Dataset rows
§

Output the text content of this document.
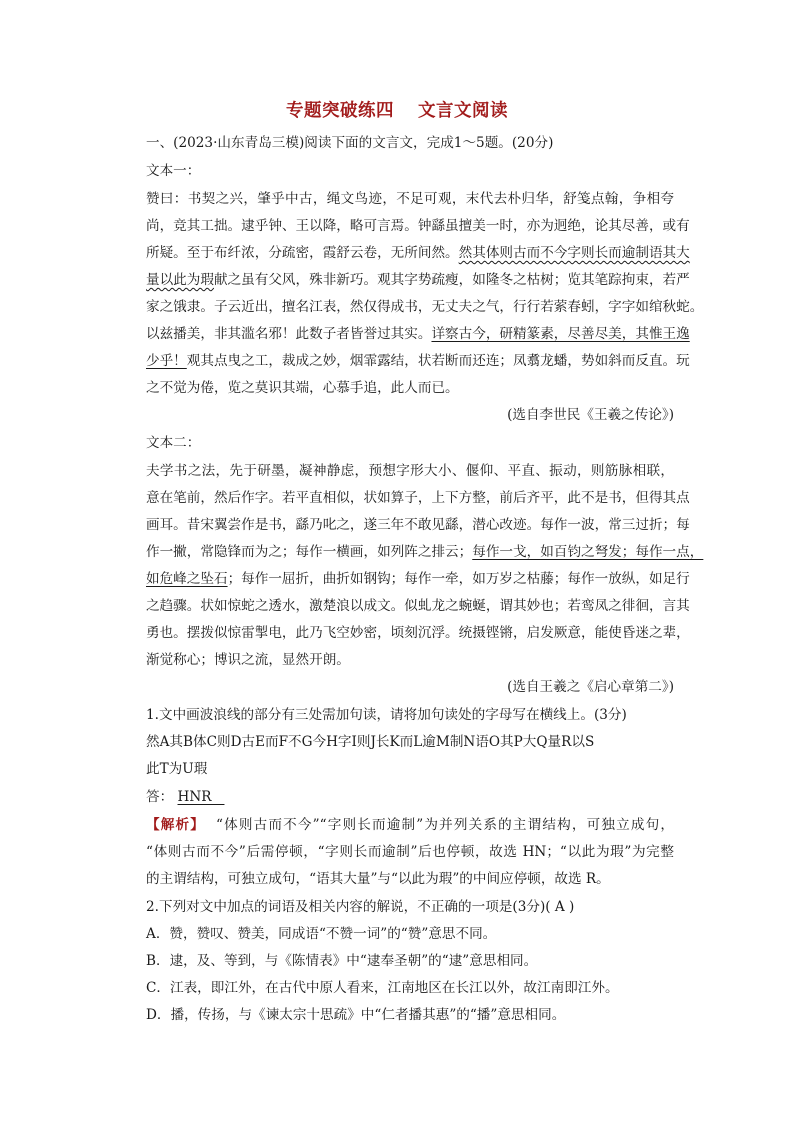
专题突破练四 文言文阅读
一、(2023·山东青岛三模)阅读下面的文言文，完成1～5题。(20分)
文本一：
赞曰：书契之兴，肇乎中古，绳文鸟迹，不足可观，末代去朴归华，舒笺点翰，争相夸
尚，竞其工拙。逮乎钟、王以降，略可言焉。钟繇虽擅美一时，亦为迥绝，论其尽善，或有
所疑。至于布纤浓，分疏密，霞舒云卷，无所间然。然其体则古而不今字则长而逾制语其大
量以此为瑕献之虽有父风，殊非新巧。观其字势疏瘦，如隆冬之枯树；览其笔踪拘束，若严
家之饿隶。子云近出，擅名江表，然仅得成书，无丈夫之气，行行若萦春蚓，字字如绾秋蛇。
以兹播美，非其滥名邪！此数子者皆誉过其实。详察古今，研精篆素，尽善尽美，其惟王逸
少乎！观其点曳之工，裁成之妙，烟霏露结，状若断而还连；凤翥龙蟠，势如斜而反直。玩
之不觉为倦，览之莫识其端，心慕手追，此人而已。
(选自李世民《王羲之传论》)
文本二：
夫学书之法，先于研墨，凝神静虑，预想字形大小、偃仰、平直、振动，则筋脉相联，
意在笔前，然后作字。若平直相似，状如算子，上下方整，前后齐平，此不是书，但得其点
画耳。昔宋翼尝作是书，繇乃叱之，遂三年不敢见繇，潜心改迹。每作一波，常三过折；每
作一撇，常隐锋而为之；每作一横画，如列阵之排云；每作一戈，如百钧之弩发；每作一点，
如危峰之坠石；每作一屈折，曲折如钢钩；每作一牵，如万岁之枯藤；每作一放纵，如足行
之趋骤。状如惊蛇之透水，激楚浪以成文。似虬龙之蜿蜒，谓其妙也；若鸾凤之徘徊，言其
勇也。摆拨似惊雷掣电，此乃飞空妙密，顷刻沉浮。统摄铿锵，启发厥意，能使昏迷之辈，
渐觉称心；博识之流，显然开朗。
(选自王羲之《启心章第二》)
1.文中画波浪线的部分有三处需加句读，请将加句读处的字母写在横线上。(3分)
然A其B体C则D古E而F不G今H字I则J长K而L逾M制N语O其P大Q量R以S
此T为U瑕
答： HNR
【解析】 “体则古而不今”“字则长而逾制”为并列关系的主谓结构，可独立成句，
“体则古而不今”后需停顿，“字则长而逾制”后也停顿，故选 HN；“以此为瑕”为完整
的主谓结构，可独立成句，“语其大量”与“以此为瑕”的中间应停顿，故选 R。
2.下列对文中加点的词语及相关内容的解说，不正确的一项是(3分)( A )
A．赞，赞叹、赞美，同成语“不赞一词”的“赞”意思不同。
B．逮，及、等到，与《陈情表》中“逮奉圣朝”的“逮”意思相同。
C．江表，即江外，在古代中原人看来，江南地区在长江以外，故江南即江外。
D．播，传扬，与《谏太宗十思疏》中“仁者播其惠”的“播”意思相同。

§

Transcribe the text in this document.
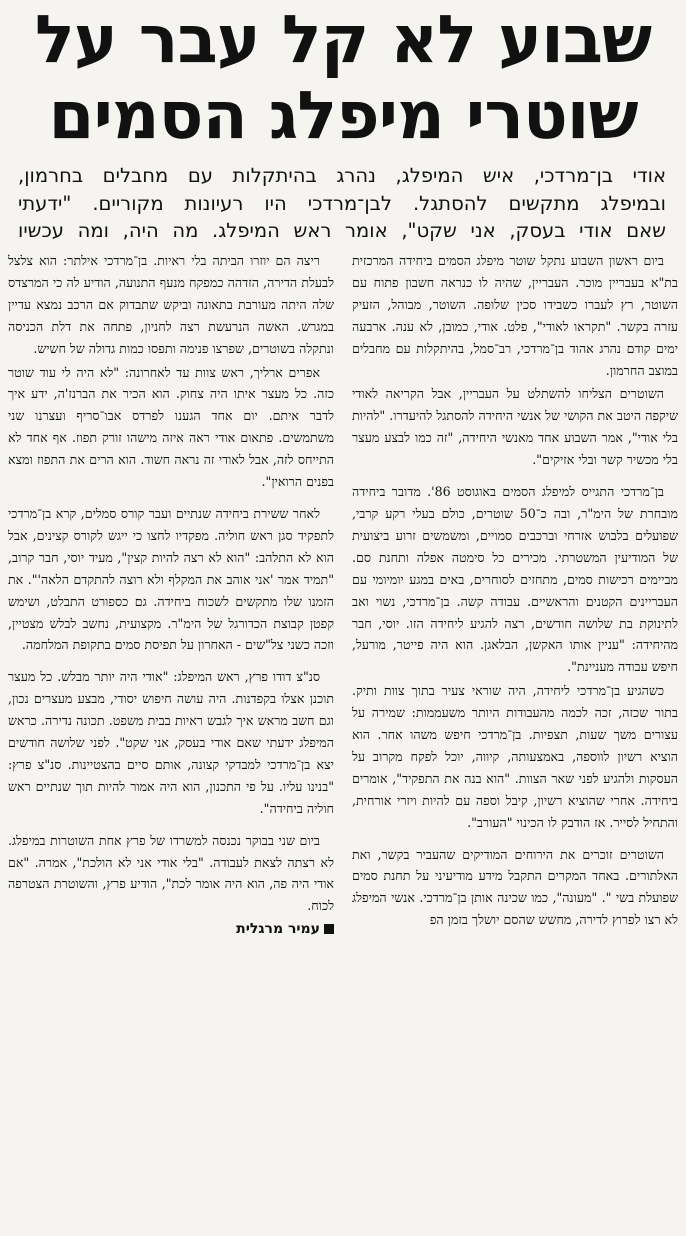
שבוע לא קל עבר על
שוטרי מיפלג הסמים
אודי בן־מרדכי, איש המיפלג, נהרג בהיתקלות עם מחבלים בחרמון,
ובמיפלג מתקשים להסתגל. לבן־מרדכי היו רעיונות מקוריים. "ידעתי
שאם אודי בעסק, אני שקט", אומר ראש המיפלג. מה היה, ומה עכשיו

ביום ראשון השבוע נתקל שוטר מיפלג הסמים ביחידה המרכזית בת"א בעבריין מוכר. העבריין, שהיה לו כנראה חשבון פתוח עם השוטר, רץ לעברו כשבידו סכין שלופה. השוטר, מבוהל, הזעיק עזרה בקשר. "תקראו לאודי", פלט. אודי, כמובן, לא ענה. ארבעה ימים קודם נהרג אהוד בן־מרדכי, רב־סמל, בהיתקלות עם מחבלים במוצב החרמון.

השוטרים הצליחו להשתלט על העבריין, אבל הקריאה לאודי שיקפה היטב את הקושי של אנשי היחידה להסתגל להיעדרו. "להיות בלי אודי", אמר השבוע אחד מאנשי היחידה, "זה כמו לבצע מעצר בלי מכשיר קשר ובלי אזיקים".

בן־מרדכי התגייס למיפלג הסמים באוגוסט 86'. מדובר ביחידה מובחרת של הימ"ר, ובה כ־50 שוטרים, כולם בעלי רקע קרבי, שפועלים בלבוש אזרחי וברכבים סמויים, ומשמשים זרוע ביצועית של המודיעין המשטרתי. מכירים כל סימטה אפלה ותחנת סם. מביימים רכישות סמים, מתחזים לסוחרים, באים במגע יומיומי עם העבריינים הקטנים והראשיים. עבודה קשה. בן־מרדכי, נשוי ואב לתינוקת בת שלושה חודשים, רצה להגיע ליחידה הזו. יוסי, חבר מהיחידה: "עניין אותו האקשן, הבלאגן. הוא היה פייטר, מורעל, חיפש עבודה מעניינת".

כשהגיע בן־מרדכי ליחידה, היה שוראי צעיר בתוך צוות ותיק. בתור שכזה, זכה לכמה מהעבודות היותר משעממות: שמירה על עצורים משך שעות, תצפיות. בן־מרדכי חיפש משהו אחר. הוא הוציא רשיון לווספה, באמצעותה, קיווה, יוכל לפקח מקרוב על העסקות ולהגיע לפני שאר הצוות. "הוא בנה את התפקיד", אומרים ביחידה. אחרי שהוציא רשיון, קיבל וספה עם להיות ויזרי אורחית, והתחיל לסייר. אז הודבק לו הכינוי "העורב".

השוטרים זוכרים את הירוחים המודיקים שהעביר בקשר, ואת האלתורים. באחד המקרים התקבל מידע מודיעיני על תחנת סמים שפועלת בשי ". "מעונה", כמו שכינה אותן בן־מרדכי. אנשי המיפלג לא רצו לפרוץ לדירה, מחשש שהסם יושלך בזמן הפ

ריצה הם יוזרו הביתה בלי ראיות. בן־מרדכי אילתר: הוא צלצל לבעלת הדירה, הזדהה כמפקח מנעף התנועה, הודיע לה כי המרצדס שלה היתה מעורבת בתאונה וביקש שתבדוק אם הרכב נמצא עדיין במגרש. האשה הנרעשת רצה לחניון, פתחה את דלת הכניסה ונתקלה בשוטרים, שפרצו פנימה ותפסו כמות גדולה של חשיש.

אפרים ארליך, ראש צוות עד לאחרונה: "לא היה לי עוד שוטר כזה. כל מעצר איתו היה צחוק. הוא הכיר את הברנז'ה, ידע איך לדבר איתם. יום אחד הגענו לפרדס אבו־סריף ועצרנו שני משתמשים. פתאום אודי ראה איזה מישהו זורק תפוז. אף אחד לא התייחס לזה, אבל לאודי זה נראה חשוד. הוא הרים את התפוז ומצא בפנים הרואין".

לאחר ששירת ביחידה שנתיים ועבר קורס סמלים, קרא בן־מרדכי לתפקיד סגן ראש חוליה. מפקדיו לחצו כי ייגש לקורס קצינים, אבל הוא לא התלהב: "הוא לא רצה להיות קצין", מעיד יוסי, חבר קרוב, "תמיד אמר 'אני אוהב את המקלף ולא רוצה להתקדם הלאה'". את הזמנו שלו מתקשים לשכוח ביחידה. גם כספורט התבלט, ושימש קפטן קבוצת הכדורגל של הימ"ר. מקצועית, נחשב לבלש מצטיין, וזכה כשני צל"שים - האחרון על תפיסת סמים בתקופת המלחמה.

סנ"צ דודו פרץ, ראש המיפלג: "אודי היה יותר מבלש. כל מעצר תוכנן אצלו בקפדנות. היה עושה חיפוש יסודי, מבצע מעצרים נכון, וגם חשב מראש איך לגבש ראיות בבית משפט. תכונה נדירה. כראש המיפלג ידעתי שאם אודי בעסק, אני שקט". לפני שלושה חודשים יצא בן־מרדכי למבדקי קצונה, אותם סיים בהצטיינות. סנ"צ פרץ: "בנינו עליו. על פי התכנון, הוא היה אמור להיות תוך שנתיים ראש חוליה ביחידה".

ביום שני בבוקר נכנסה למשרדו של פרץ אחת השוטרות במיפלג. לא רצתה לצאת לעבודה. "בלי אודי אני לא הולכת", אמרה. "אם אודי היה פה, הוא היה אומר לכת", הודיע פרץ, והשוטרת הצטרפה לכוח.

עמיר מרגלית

§

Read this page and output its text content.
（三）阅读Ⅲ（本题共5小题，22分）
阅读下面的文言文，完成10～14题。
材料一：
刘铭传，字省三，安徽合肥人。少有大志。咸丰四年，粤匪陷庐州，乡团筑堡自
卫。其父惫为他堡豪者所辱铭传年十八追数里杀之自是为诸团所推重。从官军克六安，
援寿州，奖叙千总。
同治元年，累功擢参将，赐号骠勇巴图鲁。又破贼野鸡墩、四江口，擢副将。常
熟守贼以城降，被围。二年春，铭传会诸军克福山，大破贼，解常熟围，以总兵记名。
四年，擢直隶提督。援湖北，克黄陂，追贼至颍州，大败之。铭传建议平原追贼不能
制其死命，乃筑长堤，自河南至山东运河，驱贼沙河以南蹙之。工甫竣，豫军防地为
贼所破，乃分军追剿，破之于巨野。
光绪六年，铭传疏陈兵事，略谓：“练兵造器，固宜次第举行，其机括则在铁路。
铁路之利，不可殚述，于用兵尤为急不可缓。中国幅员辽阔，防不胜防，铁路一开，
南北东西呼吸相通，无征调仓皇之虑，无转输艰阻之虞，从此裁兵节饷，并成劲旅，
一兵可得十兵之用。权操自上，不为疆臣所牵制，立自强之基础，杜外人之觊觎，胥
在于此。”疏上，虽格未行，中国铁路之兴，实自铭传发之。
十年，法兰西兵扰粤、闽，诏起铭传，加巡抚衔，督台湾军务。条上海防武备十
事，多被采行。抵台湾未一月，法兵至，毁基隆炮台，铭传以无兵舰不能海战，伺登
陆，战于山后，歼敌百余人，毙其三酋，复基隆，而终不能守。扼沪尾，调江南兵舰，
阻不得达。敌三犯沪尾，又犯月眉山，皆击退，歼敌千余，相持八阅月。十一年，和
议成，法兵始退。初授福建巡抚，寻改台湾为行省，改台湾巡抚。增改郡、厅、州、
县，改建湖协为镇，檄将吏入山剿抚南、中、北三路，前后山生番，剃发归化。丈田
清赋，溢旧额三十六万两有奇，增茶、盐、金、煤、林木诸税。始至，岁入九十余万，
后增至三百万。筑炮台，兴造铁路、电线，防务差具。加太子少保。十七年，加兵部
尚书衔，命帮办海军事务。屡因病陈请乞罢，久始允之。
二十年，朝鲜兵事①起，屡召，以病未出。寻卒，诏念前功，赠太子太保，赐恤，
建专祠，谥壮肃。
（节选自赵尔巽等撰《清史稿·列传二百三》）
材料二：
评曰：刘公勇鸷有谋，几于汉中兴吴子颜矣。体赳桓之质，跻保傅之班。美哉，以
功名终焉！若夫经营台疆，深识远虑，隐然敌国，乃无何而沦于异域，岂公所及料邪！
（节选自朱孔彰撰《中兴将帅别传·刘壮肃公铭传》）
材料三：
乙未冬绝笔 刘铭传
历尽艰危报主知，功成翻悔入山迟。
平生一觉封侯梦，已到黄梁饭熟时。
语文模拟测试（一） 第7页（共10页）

§

* **Task directions**
Tell how many lines hold the string "שנתיים", giving the number and nothing else.

* **Full response**
2